Task objective:
Below are records. Copy every line with "tipo" in it.

** begin Listed entries **

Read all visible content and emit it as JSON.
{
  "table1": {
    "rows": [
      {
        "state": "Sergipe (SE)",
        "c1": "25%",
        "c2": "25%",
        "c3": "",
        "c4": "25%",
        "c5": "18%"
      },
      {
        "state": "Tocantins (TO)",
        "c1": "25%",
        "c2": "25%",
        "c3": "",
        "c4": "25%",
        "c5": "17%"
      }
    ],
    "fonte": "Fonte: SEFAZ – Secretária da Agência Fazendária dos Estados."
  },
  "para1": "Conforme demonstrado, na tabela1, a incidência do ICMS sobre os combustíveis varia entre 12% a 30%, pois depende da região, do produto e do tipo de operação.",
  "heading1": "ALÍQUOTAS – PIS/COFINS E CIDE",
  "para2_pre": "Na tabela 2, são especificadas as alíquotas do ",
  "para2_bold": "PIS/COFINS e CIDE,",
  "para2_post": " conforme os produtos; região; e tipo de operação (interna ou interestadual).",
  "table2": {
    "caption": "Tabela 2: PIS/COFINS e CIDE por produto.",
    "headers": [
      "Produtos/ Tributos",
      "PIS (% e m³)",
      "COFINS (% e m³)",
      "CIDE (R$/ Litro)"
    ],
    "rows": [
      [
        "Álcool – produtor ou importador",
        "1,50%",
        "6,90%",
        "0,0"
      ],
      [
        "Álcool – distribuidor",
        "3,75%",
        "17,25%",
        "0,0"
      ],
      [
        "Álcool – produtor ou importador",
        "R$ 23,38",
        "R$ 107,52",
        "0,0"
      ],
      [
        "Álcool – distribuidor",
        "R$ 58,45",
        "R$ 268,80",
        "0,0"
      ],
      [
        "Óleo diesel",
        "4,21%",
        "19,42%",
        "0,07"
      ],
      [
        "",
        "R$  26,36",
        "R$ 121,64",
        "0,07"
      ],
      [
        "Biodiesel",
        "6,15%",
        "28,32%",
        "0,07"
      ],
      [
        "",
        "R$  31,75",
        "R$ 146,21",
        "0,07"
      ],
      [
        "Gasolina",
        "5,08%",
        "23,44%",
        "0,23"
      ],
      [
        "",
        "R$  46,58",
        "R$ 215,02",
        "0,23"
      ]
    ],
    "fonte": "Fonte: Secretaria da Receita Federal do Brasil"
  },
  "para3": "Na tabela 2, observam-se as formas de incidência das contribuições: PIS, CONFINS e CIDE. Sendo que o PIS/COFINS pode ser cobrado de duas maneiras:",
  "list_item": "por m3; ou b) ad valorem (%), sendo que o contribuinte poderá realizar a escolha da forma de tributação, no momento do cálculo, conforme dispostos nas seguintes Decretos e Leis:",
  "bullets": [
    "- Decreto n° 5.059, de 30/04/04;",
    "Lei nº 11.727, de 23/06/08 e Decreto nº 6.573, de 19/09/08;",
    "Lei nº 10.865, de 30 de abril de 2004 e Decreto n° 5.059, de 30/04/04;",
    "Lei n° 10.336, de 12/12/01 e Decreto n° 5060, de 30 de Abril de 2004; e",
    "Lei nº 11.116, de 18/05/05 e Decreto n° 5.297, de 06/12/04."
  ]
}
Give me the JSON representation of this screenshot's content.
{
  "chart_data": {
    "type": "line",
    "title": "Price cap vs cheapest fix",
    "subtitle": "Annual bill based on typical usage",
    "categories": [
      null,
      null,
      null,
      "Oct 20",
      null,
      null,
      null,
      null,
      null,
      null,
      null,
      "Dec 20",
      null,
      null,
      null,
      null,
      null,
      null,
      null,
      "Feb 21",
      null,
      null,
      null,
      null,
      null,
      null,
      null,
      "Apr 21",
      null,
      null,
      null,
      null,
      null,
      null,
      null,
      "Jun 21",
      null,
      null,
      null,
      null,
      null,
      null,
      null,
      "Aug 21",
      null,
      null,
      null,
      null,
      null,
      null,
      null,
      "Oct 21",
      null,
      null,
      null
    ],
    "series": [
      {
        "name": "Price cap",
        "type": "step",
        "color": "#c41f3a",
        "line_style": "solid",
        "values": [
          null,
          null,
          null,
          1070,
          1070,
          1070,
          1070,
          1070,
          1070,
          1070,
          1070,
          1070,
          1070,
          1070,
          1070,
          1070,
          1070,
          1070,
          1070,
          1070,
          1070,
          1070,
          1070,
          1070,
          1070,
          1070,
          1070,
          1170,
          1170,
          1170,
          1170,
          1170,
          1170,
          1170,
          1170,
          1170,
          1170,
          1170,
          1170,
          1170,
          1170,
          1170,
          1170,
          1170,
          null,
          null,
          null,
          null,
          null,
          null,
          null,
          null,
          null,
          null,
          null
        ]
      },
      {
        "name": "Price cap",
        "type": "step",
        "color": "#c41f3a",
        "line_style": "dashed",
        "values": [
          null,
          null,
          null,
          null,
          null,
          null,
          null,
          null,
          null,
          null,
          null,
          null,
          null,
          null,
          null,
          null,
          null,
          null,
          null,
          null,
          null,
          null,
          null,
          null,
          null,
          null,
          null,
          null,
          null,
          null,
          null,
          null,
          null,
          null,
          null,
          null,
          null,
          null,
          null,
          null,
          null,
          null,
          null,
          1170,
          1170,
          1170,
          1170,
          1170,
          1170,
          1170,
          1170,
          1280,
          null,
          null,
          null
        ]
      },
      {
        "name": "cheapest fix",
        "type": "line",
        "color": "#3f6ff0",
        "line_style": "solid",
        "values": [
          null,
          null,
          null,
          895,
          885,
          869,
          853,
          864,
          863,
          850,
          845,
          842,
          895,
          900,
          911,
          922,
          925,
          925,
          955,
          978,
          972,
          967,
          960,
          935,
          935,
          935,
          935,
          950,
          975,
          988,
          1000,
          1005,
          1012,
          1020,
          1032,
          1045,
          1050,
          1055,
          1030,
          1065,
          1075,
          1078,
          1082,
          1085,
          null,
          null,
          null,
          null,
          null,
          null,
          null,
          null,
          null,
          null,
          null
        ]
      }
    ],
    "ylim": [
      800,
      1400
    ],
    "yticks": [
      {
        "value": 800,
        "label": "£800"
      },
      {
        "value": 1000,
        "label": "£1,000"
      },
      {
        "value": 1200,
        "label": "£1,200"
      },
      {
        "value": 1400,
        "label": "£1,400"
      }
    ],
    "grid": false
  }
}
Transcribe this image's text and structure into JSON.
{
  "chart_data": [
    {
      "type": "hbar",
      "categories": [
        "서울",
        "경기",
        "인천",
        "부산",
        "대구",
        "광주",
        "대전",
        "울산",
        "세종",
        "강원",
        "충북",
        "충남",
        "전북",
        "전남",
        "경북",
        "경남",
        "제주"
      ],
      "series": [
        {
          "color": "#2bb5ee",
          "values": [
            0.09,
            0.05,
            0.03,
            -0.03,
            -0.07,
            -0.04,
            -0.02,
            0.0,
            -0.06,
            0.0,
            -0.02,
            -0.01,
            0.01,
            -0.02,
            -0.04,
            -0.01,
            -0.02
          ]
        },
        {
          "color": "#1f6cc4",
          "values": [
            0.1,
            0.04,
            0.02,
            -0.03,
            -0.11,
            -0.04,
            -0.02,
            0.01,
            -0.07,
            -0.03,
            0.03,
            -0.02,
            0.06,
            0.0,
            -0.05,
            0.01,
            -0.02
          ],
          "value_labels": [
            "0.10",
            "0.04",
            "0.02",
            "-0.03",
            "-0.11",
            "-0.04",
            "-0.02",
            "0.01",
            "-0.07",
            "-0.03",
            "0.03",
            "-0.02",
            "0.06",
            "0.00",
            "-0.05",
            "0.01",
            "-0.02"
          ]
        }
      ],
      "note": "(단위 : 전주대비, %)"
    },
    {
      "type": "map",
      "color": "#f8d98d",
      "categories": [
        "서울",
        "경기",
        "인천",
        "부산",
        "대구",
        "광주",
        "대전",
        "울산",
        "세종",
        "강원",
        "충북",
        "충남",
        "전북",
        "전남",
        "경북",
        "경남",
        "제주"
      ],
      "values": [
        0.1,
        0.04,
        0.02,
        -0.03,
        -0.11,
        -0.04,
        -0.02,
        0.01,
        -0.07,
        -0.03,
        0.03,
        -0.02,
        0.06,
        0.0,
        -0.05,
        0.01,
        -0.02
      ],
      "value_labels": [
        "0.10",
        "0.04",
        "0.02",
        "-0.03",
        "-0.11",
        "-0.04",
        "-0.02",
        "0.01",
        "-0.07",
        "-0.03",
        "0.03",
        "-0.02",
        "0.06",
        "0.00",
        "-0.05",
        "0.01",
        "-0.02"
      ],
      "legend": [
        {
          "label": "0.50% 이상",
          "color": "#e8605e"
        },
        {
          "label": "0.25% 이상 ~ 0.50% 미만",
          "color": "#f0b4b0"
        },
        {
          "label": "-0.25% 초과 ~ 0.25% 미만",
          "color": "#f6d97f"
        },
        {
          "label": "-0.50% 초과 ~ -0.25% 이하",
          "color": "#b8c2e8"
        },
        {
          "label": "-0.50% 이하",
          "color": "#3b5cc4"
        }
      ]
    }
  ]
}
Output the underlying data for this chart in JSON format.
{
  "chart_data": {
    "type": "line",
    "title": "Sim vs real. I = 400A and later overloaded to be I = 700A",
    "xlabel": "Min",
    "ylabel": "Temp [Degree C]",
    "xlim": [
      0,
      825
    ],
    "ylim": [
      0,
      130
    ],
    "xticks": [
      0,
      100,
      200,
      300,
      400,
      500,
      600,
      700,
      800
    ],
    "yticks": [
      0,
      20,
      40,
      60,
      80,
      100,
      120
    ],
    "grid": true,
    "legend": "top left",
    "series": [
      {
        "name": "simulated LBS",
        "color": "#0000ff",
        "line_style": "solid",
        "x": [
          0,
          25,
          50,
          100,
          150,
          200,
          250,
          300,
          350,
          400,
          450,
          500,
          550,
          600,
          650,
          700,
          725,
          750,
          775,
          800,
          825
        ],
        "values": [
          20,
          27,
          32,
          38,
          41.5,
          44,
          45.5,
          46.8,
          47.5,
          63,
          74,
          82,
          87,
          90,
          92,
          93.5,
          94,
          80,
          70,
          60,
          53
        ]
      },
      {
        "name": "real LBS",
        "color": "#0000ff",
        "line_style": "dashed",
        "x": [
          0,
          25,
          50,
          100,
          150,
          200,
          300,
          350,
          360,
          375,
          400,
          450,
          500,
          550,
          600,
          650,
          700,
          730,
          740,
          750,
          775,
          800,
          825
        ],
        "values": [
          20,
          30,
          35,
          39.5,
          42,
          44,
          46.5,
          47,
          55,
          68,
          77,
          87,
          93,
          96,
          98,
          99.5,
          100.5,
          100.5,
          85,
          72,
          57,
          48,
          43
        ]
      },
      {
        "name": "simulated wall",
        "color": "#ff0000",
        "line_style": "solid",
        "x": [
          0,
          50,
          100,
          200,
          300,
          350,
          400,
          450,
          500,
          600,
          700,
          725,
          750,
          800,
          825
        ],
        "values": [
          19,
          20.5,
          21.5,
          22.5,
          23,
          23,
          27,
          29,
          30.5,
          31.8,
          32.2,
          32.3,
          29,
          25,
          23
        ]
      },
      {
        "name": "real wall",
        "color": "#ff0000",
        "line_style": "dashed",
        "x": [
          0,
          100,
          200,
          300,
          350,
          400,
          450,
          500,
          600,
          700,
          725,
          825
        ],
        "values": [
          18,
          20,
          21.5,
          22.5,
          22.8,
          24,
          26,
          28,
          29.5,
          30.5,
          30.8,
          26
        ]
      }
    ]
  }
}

** end Listed entries **

Written solution:
  "para1": "Conforme demonstrado, na tabela1, a incidência do ICMS sobre os combustíveis varia entre 12% a 30%, pois depende da região, do produto e do tipo de operação.",
  "para2_post": " conforme os produtos; região; e tipo de operação (interna ou interestadual).",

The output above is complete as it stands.